— GOAL —
Set down all of the data that follows word for word, without the images.
+ + + + + + +
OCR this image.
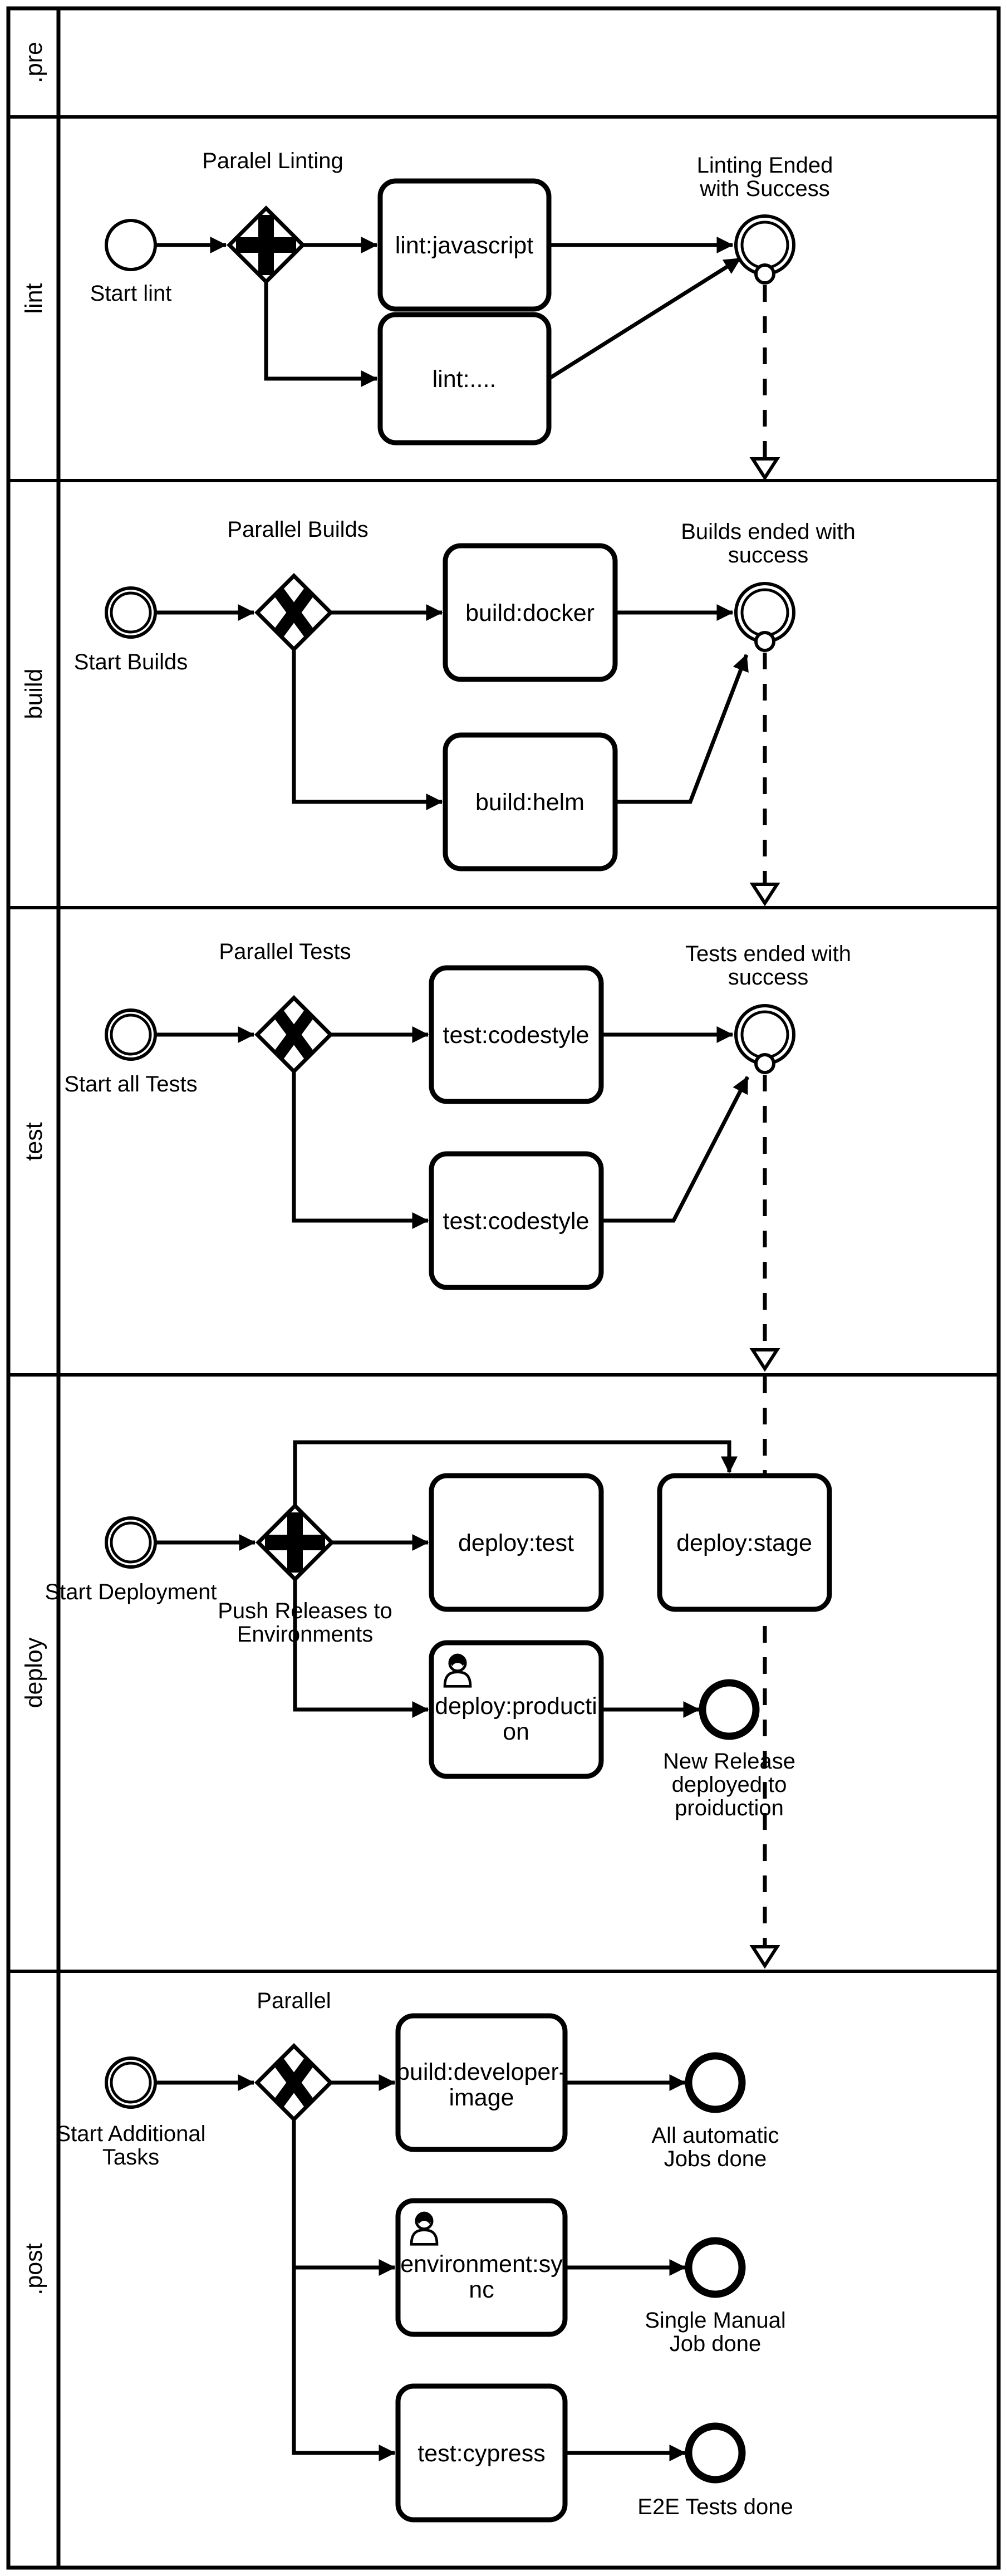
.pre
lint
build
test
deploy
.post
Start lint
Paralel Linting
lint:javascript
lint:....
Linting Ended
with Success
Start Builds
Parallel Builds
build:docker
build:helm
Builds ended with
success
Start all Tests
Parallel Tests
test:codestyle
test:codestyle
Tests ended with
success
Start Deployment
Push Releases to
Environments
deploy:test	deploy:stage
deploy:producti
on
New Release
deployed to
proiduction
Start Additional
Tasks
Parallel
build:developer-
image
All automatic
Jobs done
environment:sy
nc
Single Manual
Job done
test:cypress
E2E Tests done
+ + + + + + +
— EXERCISE RESPONSE —
OCR this image.
.pre
lint
build
test
deploy
.post
Start lint
Paralel Linting
lint:javascript
lint:....
Linting Ended
with Success
Start Builds
Parallel Builds
build:docker
build:helm
Builds ended with
success
Start all Tests
Parallel Tests
test:codestyle
test:codestyle
Tests ended with
success
Start Deployment
Push Releases to
Environments
deploy:test	deploy:stage
deploy:producti
on
New Release
deployed to
proiduction
Start Additional
Tasks
Parallel
build:developer-
image
All automatic
Jobs done
environment:sy
nc
Single Manual
Job done
test:cypress
E2E Tests done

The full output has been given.